Return each line of the records with nothing changed, pictures excepted.

Data excerpts
=====
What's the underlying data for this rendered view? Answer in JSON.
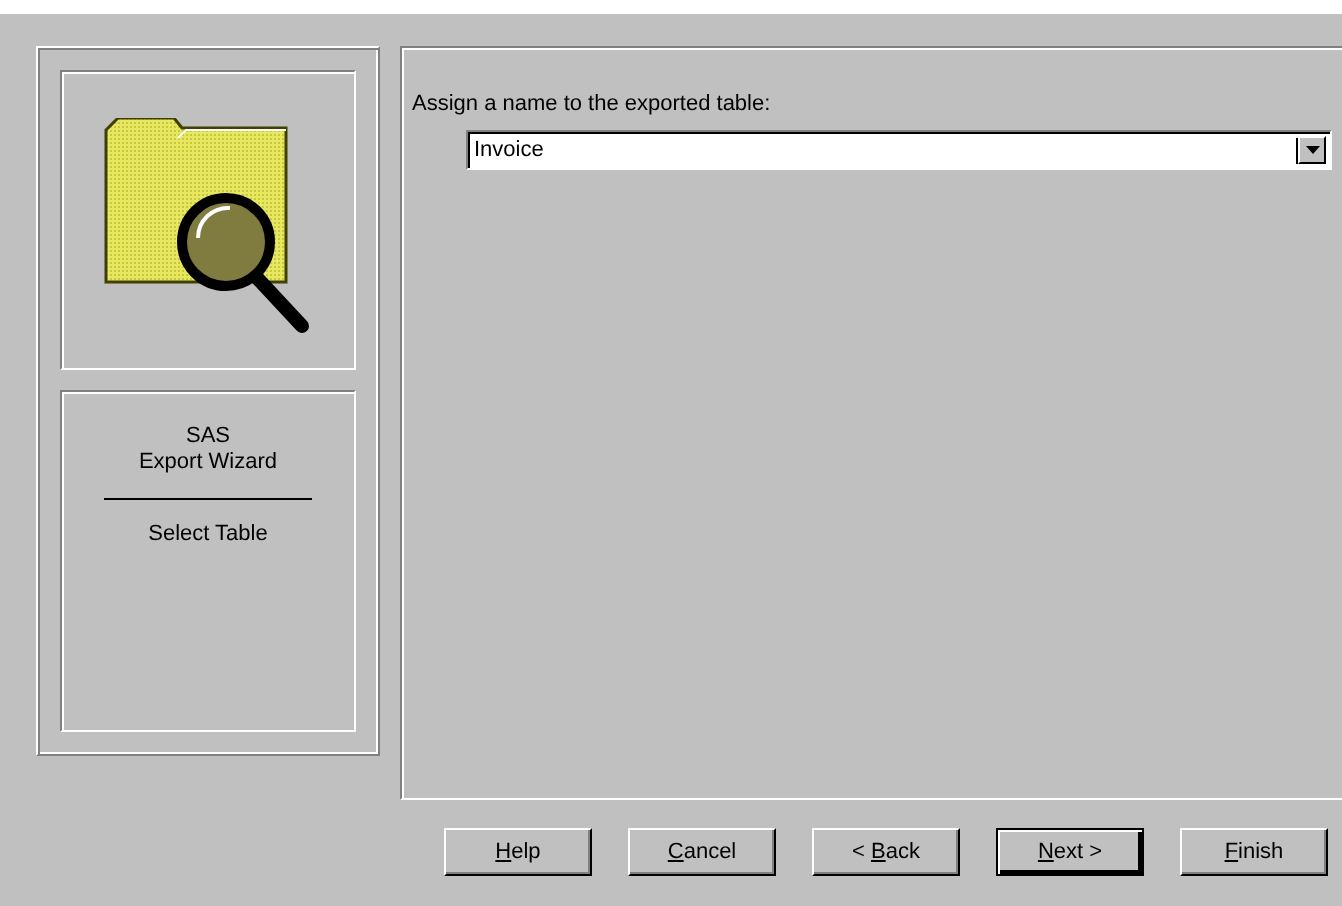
{
  "sidebar": {
    "title_lines": [
      "SAS",
      "Export Wizard"
    ],
    "step": "Select Table"
  },
  "prompt": "Assign a name to the exported table:",
  "table_name": {
    "value": "Invoice"
  },
  "buttons": [
    {
      "key": "H",
      "after": "elp",
      "default": false
    },
    {
      "key": "C",
      "after": "ancel",
      "default": false
    },
    {
      "before": "< ",
      "key": "B",
      "after": "ack",
      "default": false
    },
    {
      "key": "N",
      "after": "ext >",
      "default": true
    },
    {
      "key": "F",
      "after": "inish",
      "default": false
    }
  ]
}
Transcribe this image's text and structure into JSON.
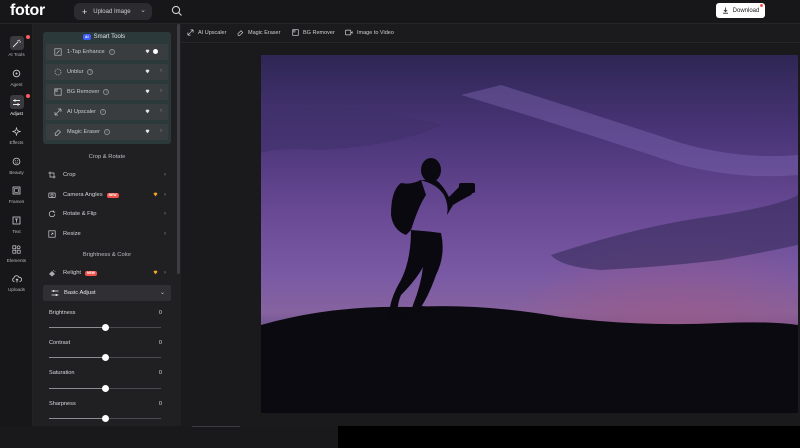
{
  "app": {
    "logo": "fotor"
  },
  "header": {
    "upload_label": "Upload Image",
    "download_label": "Download"
  },
  "rail": {
    "items": [
      {
        "label": "AI Tools",
        "icon": "magic-wand-icon",
        "active": false,
        "badge": true
      },
      {
        "label": "Agent",
        "icon": "agent-icon",
        "active": false,
        "badge": false
      },
      {
        "label": "Adjust",
        "icon": "sliders-icon",
        "active": true,
        "badge": true
      },
      {
        "label": "Effects",
        "icon": "sparkle-icon",
        "active": false,
        "badge": false
      },
      {
        "label": "Beauty",
        "icon": "face-icon",
        "active": false,
        "badge": false
      },
      {
        "label": "Frames",
        "icon": "frame-icon",
        "active": false,
        "badge": false
      },
      {
        "label": "Text",
        "icon": "text-icon",
        "active": false,
        "badge": false
      },
      {
        "label": "Elements",
        "icon": "shapes-icon",
        "active": false,
        "badge": false
      },
      {
        "label": "Uploads",
        "icon": "cloud-upload-icon",
        "active": false,
        "badge": false
      }
    ]
  },
  "subbar": {
    "tools": [
      {
        "label": "AI Upscaler",
        "icon": "upscale-icon"
      },
      {
        "label": "Magic Eraser",
        "icon": "eraser-icon"
      },
      {
        "label": "BG Remover",
        "icon": "bg-remove-icon"
      },
      {
        "label": "Image to Video",
        "icon": "video-icon"
      }
    ]
  },
  "smart_tools": {
    "badge": "AI",
    "title": "Smart Tools",
    "items": [
      {
        "label": "1-Tap Enhance",
        "control": "toggle"
      },
      {
        "label": "Unblur",
        "control": "arrow"
      },
      {
        "label": "BG Remover",
        "control": "arrow"
      },
      {
        "label": "AI Upscaler",
        "control": "arrow"
      },
      {
        "label": "Magic Eraser",
        "control": "arrow"
      }
    ]
  },
  "crop_rotate": {
    "title": "Crop & Rotate",
    "items": [
      {
        "label": "Crop"
      },
      {
        "label": "Camera Angles",
        "new": "NEW"
      },
      {
        "label": "Rotate & Flip"
      },
      {
        "label": "Resize"
      }
    ]
  },
  "brightness_color": {
    "title": "Brightness & Color",
    "relight": {
      "label": "Relight",
      "new": "NEW"
    }
  },
  "basic_adjust": {
    "label": "Basic Adjust",
    "sliders": [
      {
        "label": "Brightness",
        "value": "0",
        "level": 0.5
      },
      {
        "label": "Contrast",
        "value": "0",
        "level": 0.5
      },
      {
        "label": "Saturation",
        "value": "0",
        "level": 0.5
      },
      {
        "label": "Sharpness",
        "value": "0",
        "level": 0.5
      }
    ]
  },
  "colors": {
    "accent_new": "#f0524b",
    "smart_bg": "#2b393b",
    "ai_chip": "#3d5dfd",
    "badge_red": "#ff5a5f"
  }
}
=====
=== The reply ===
What's the underlying data for this rendered view? Answer in JSON.
{
  "sidebar": {
    "title_lines": [
      "SAS",
      "Export Wizard"
    ],
    "step": "Select Table"
  },
  "prompt": "Assign a name to the exported table:",
  "table_name": {
    "value": "Invoice"
  },
  "buttons": [
    {
      "key": "H",
      "after": "elp",
      "default": false
    },
    {
      "key": "C",
      "after": "ancel",
      "default": false
    },
    {
      "before": "< ",
      "key": "B",
      "after": "ack",
      "default": false
    },
    {
      "key": "N",
      "after": "ext >",
      "default": true
    },
    {
      "key": "F",
      "after": "inish",
      "default": false
    }
  ]
}
Transcribe this image's text and structure into JSON.
{
  "app": {
    "logo": "fotor"
  },
  "header": {
    "upload_label": "Upload Image",
    "download_label": "Download"
  },
  "rail": {
    "items": [
      {
        "label": "AI Tools",
        "icon": "magic-wand-icon",
        "active": false,
        "badge": true
      },
      {
        "label": "Agent",
        "icon": "agent-icon",
        "active": false,
        "badge": false
      },
      {
        "label": "Adjust",
        "icon": "sliders-icon",
        "active": true,
        "badge": true
      },
      {
        "label": "Effects",
        "icon": "sparkle-icon",
        "active": false,
        "badge": false
      },
      {
        "label": "Beauty",
        "icon": "face-icon",
        "active": false,
        "badge": false
      },
      {
        "label": "Frames",
        "icon": "frame-icon",
        "active": false,
        "badge": false
      },
      {
        "label": "Text",
        "icon": "text-icon",
        "active": false,
        "badge": false
      },
      {
        "label": "Elements",
        "icon": "shapes-icon",
        "active": false,
        "badge": false
      },
      {
        "label": "Uploads",
        "icon": "cloud-upload-icon",
        "active": false,
        "badge": false
      }
    ]
  },
  "subbar": {
    "tools": [
      {
        "label": "AI Upscaler",
        "icon": "upscale-icon"
      },
      {
        "label": "Magic Eraser",
        "icon": "eraser-icon"
      },
      {
        "label": "BG Remover",
        "icon": "bg-remove-icon"
      },
      {
        "label": "Image to Video",
        "icon": "video-icon"
      }
    ]
  },
  "smart_tools": {
    "badge": "AI",
    "title": "Smart Tools",
    "items": [
      {
        "label": "1-Tap Enhance",
        "control": "toggle"
      },
      {
        "label": "Unblur",
        "control": "arrow"
      },
      {
        "label": "BG Remover",
        "control": "arrow"
      },
      {
        "label": "AI Upscaler",
        "control": "arrow"
      },
      {
        "label": "Magic Eraser",
        "control": "arrow"
      }
    ]
  },
  "crop_rotate": {
    "title": "Crop & Rotate",
    "items": [
      {
        "label": "Crop"
      },
      {
        "label": "Camera Angles",
        "new": "NEW"
      },
      {
        "label": "Rotate & Flip"
      },
      {
        "label": "Resize"
      }
    ]
  },
  "brightness_color": {
    "title": "Brightness & Color",
    "relight": {
      "label": "Relight",
      "new": "NEW"
    }
  },
  "basic_adjust": {
    "label": "Basic Adjust",
    "sliders": [
      {
        "label": "Brightness",
        "value": "0",
        "level": 0.5
      },
      {
        "label": "Contrast",
        "value": "0",
        "level": 0.5
      },
      {
        "label": "Saturation",
        "value": "0",
        "level": 0.5
      },
      {
        "label": "Sharpness",
        "value": "0",
        "level": 0.5
      }
    ]
  },
  "colors": {
    "accent_new": "#f0524b",
    "smart_bg": "#2b393b",
    "ai_chip": "#3d5dfd",
    "badge_red": "#ff5a5f"
  }
}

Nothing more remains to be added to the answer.